PROBLEM TO WORK ON:
In the data below, restate exactly the lines from the one with "What data populates" to the final line, both included, but not the pictures.

Dataset records
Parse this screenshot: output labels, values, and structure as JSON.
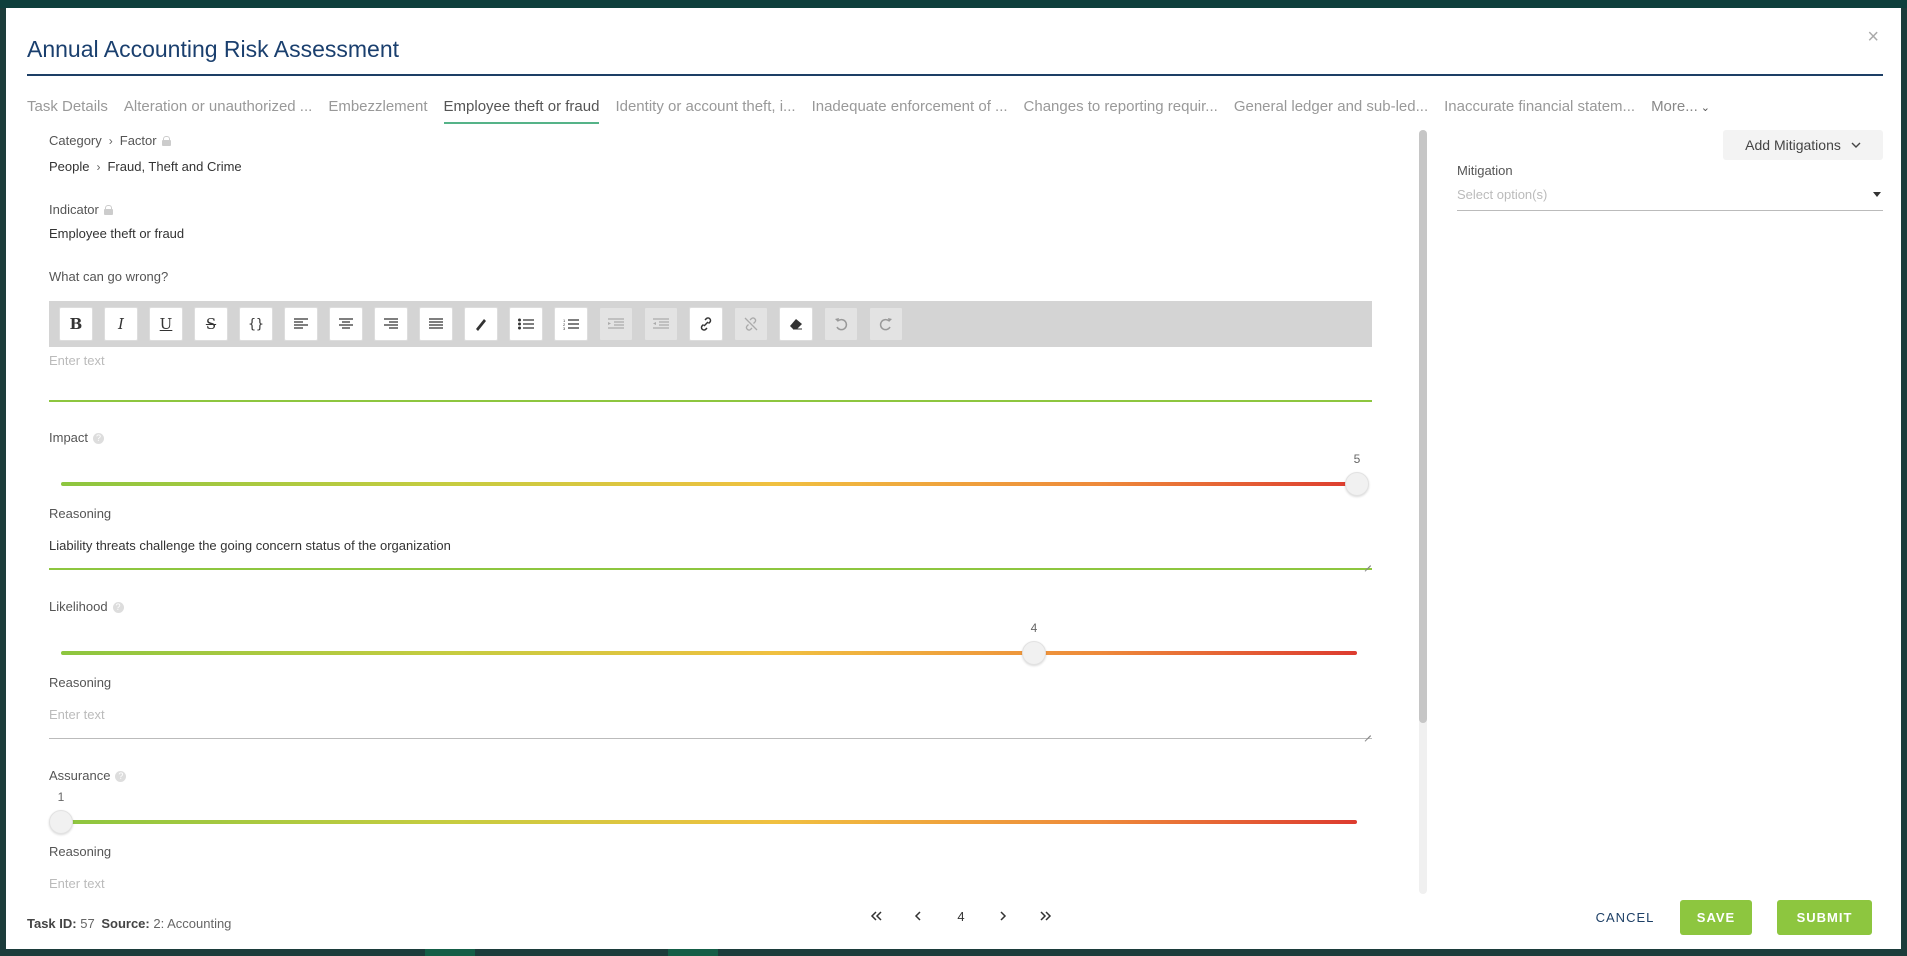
{
  "title": "Annual Accounting Risk Assessment",
  "close_glyph": "×",
  "tabs": [
    {
      "label": "Task Details"
    },
    {
      "label": "Alteration or unauthorized ..."
    },
    {
      "label": "Embezzlement"
    },
    {
      "label": "Employee theft or fraud"
    },
    {
      "label": "Identity or account theft, i..."
    },
    {
      "label": "Inadequate enforcement of ..."
    },
    {
      "label": "Changes to reporting requir..."
    },
    {
      "label": "General ledger and sub-led..."
    },
    {
      "label": "Inaccurate financial statem..."
    },
    {
      "label": "More..."
    }
  ],
  "active_tab": "Employee theft or fraud",
  "category": {
    "label": "Category",
    "factor_label": "Factor",
    "value": "People",
    "factor_value": "Fraud, Theft and Crime"
  },
  "indicator": {
    "label": "Indicator",
    "value": "Employee theft or fraud"
  },
  "what_can_go_wrong": {
    "label": "What can go wrong?",
    "placeholder": "Enter text",
    "toolbar": [
      "bold",
      "italic",
      "underline",
      "strikethrough",
      "code",
      "align-left",
      "align-center",
      "align-right",
      "align-justify",
      "highlight",
      "bullet-list",
      "numbered-list",
      "outdent",
      "indent",
      "link",
      "unlink",
      "clear-format",
      "undo",
      "redo"
    ],
    "toolbar_disabled": [
      "outdent",
      "indent",
      "unlink",
      "undo",
      "redo"
    ]
  },
  "impact": {
    "label": "Impact",
    "value": "5",
    "min": 1,
    "max": 5,
    "reasoning_label": "Reasoning",
    "reasoning": "Liability threats challenge the going concern status of the organization"
  },
  "likelihood": {
    "label": "Likelihood",
    "value": "4",
    "min": 1,
    "max": 5,
    "reasoning_label": "Reasoning",
    "reasoning_placeholder": "Enter text"
  },
  "assurance": {
    "label": "Assurance",
    "value": "1",
    "min": 1,
    "max": 5,
    "reasoning_label": "Reasoning",
    "reasoning_placeholder": "Enter text"
  },
  "mitigation": {
    "add_button": "Add Mitigations",
    "label": "Mitigation",
    "placeholder": "Select option(s)"
  },
  "footer": {
    "task_id_label": "Task ID:",
    "task_id": "57",
    "source_label": "Source:",
    "source": "2: Accounting",
    "page": "4",
    "cancel": "CANCEL",
    "save": "SAVE",
    "submit": "SUBMIT"
  },
  "colors": {
    "accent_green": "#8dc63f",
    "title_blue": "#1a3f6e",
    "tab_underline": "#55b388",
    "slider_low": "#8dc63f",
    "slider_high": "#dd3b2f"
  }
}
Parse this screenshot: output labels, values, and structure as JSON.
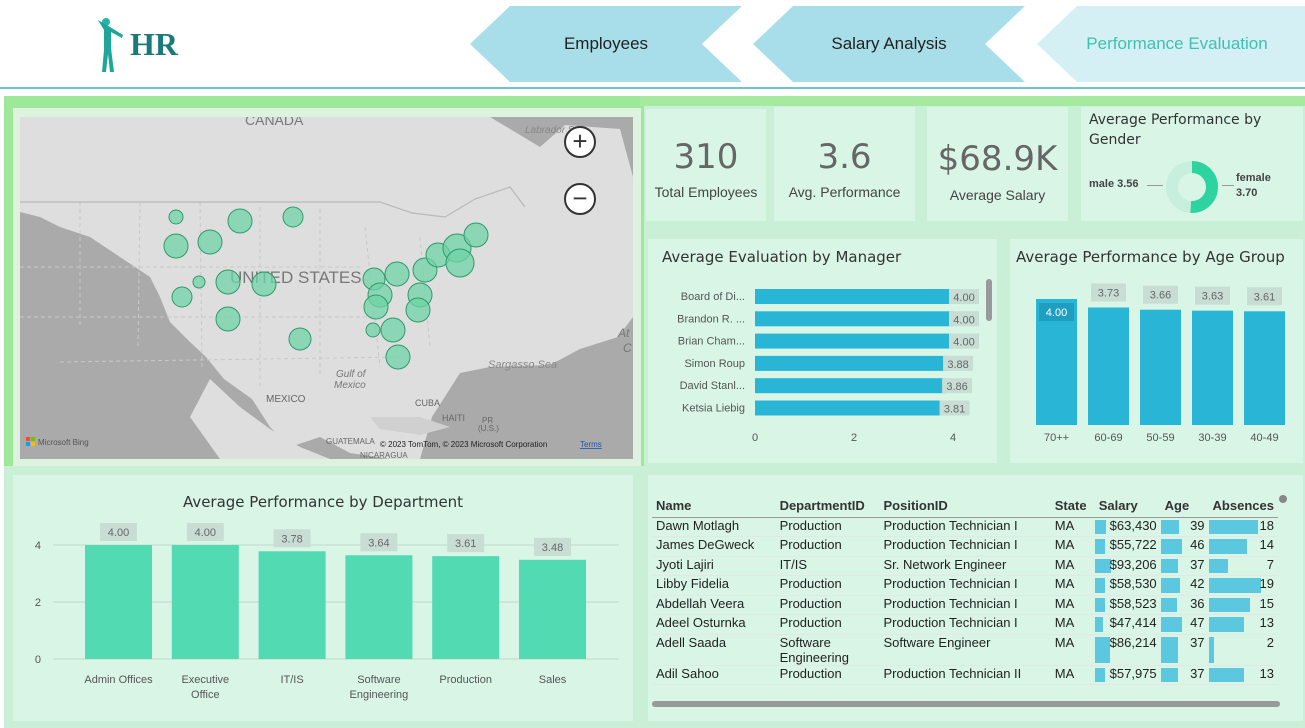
{
  "header": {
    "logo_text": "HR",
    "nav": [
      "Employees",
      "Salary Analysis",
      "Performance Evaluation"
    ]
  },
  "kpis": [
    {
      "value": "310",
      "label": "Total Employees"
    },
    {
      "value": "3.6",
      "label": "Avg. Performance"
    },
    {
      "value": "$68.9K",
      "label": "Average Salary"
    }
  ],
  "gender": {
    "title": "Average Performance by Gender",
    "male_label": "male 3.56",
    "female_label": "female",
    "female_value": "3.70",
    "male": 3.56,
    "female": 3.7
  },
  "map": {
    "labels": [
      "CANADA",
      "UNITED STATES",
      "MEXICO",
      "Gulf of",
      "Mexico",
      "Sargasso Sea",
      "Labrador Sea",
      "CUBA",
      "HAITI",
      "PR",
      "(U.S.)",
      "GUATEMALA",
      "NICARAGUA",
      "At",
      "C"
    ],
    "attribution": "© 2023 TomTom, © 2023 Microsoft Corporation",
    "terms": "Terms",
    "brand": "Microsoft Bing"
  },
  "manager_chart": {
    "title": "Average Evaluation by Manager"
  },
  "age_chart": {
    "title": "Average Performance by Age Group"
  },
  "dept_chart": {
    "title": "Average Performance by Department"
  },
  "chart_data": [
    {
      "type": "bar",
      "orientation": "horizontal",
      "title": "Average Evaluation by Manager",
      "categories": [
        "Board of Di...",
        "Brandon R. ...",
        "Brian Cham...",
        "Simon Roup",
        "David Stanl...",
        "Ketsia Liebig"
      ],
      "values": [
        4.0,
        4.0,
        4.0,
        3.88,
        3.86,
        3.81
      ],
      "labels": [
        "4.00",
        "4.00",
        "4.00",
        "3.88",
        "3.86",
        "3.81"
      ],
      "xlim": [
        0,
        4
      ],
      "xticks": [
        "0",
        "2",
        "4"
      ],
      "color": "#29b6d6"
    },
    {
      "type": "bar",
      "title": "Average Performance by Age Group",
      "categories": [
        "70++",
        "60-69",
        "50-59",
        "30-39",
        "40-49"
      ],
      "values": [
        4.0,
        3.73,
        3.66,
        3.63,
        3.61
      ],
      "labels": [
        "4.00",
        "3.73",
        "3.66",
        "3.63",
        "3.61"
      ],
      "color": "#29b6d6"
    },
    {
      "type": "bar",
      "title": "Average Performance by Department",
      "categories": [
        "Admin Offices",
        "Executive Office",
        "IT/IS",
        "Software Engineering",
        "Production",
        "Sales"
      ],
      "values": [
        4.0,
        4.0,
        3.78,
        3.64,
        3.61,
        3.48
      ],
      "labels": [
        "4.00",
        "4.00",
        "3.78",
        "3.64",
        "3.61",
        "3.48"
      ],
      "ylim": [
        0,
        4
      ],
      "yticks": [
        "0",
        "2",
        "4"
      ],
      "grid": true,
      "color": "#52dbb2"
    }
  ],
  "table": {
    "columns": [
      "Name",
      "DepartmentID",
      "PositionID",
      "State",
      "Salary",
      "Age",
      "Absences"
    ],
    "rows": [
      [
        "Dawn Motlagh",
        "Production",
        "Production Technician I",
        "MA",
        "$63,430",
        "39",
        "18"
      ],
      [
        "James DeGweck",
        "Production",
        "Production Technician I",
        "MA",
        "$55,722",
        "46",
        "14"
      ],
      [
        "Jyoti Lajiri",
        "IT/IS",
        "Sr. Network Engineer",
        "MA",
        "$93,206",
        "37",
        "7"
      ],
      [
        "Libby Fidelia",
        "Production",
        "Production Technician I",
        "MA",
        "$58,530",
        "42",
        "19"
      ],
      [
        "Abdellah Veera",
        "Production",
        "Production Technician I",
        "MA",
        "$58,523",
        "36",
        "15"
      ],
      [
        "Adeel Osturnka",
        "Production",
        "Production Technician I",
        "MA",
        "$47,414",
        "47",
        "13"
      ],
      [
        "Adell Saada",
        "Software Engineering",
        "Software Engineer",
        "MA",
        "$86,214",
        "37",
        "2"
      ],
      [
        "Adil Sahoo",
        "Production",
        "Production Technician II",
        "MA",
        "$57,975",
        "37",
        "13"
      ]
    ]
  }
}
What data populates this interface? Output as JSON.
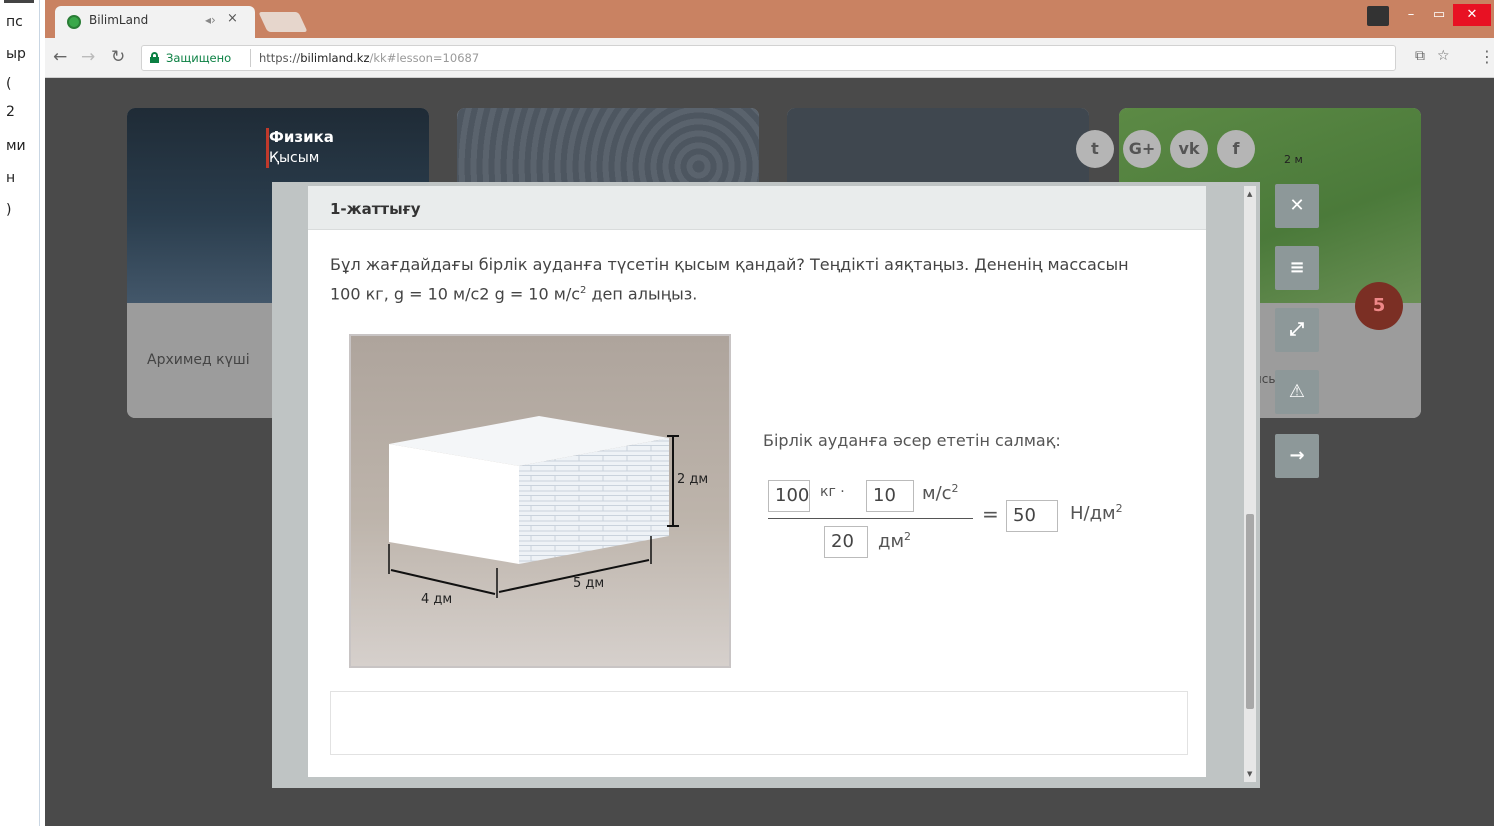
{
  "left_strip": {
    "lines": [
      "пс",
      "ыр",
      "(",
      "2",
      "ми",
      "н",
      ")"
    ]
  },
  "browser": {
    "tab_title": "BilimLand",
    "tab_audio": "◂›",
    "tab_close": "×",
    "window_controls": {
      "min": "–",
      "max": "▭",
      "close": "✕"
    },
    "secure_label": "Защищено",
    "url_scheme": "https://",
    "url_domain": "bilimland.kz",
    "url_path": "/kk#lesson=10687"
  },
  "cards": {
    "subject": "Физика",
    "topic": "Қысым",
    "caption_left": "Архимед күші",
    "caption_right": "қысымы.",
    "card4_label": "2 м"
  },
  "social": {
    "twitter": "t",
    "gplus": "G+",
    "vk": "vk",
    "facebook": "f"
  },
  "modal": {
    "title": "1-жаттығу",
    "question_part1": "Бұл жағдайдағы бірлік ауданға түсетін қысым қандай? Теңдікті аяқтаңыз. Дененің массасын 100 кг, g = 10 м/с2  g = 10 м/с",
    "question_sup": "2",
    "question_part2": " деп алыңыз.",
    "figure": {
      "height_label": "2 дм",
      "length_label": "5 дм",
      "width_label": "4 дм"
    },
    "rhs_label": "Бірлік ауданға әсер ететін салмақ:",
    "formula": {
      "mass_value": "100",
      "mass_unit": "кг ·",
      "g_value": "10",
      "g_unit": "м/с",
      "g_unit_sup": "2",
      "area_value": "20",
      "area_unit": "дм",
      "area_unit_sup": "2",
      "equals": "=",
      "result_value": "50",
      "result_unit": "Н/дм",
      "result_unit_sup": "2"
    }
  },
  "tools": {
    "close": "✕",
    "menu": "≡",
    "fullscreen": "⤢",
    "warning": "⚠",
    "next": "→"
  }
}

ANSWER FOR THIS EXERCISE:
What data populates this interface? Output as JSON.
{
  "left_strip": {
    "lines": [
      "пс",
      "ыр",
      "(",
      "2",
      "ми",
      "н",
      ")"
    ]
  },
  "browser": {
    "tab_title": "BilimLand",
    "tab_audio": "◂›",
    "tab_close": "×",
    "window_controls": {
      "min": "–",
      "max": "▭",
      "close": "✕"
    },
    "secure_label": "Защищено",
    "url_scheme": "https://",
    "url_domain": "bilimland.kz",
    "url_path": "/kk#lesson=10687"
  },
  "cards": {
    "subject": "Физика",
    "topic": "Қысым",
    "caption_left": "Архимед күші",
    "caption_right": "қысымы.",
    "card4_label": "2 м"
  },
  "social": {
    "twitter": "t",
    "gplus": "G+",
    "vk": "vk",
    "facebook": "f"
  },
  "modal": {
    "title": "1-жаттығу",
    "question_part1": "Бұл жағдайдағы бірлік ауданға түсетін қысым қандай? Теңдікті аяқтаңыз. Дененің массасын 100 кг, g = 10 м/с2  g = 10 м/с",
    "question_sup": "2",
    "question_part2": " деп алыңыз.",
    "figure": {
      "height_label": "2 дм",
      "length_label": "5 дм",
      "width_label": "4 дм"
    },
    "rhs_label": "Бірлік ауданға әсер ететін салмақ:",
    "formula": {
      "mass_value": "100",
      "mass_unit": "кг ·",
      "g_value": "10",
      "g_unit": "м/с",
      "g_unit_sup": "2",
      "area_value": "20",
      "area_unit": "дм",
      "area_unit_sup": "2",
      "equals": "=",
      "result_value": "50",
      "result_unit": "Н/дм",
      "result_unit_sup": "2"
    }
  },
  "tools": {
    "close": "✕",
    "menu": "≡",
    "fullscreen": "⤢",
    "warning": "⚠",
    "next": "→"
  }
}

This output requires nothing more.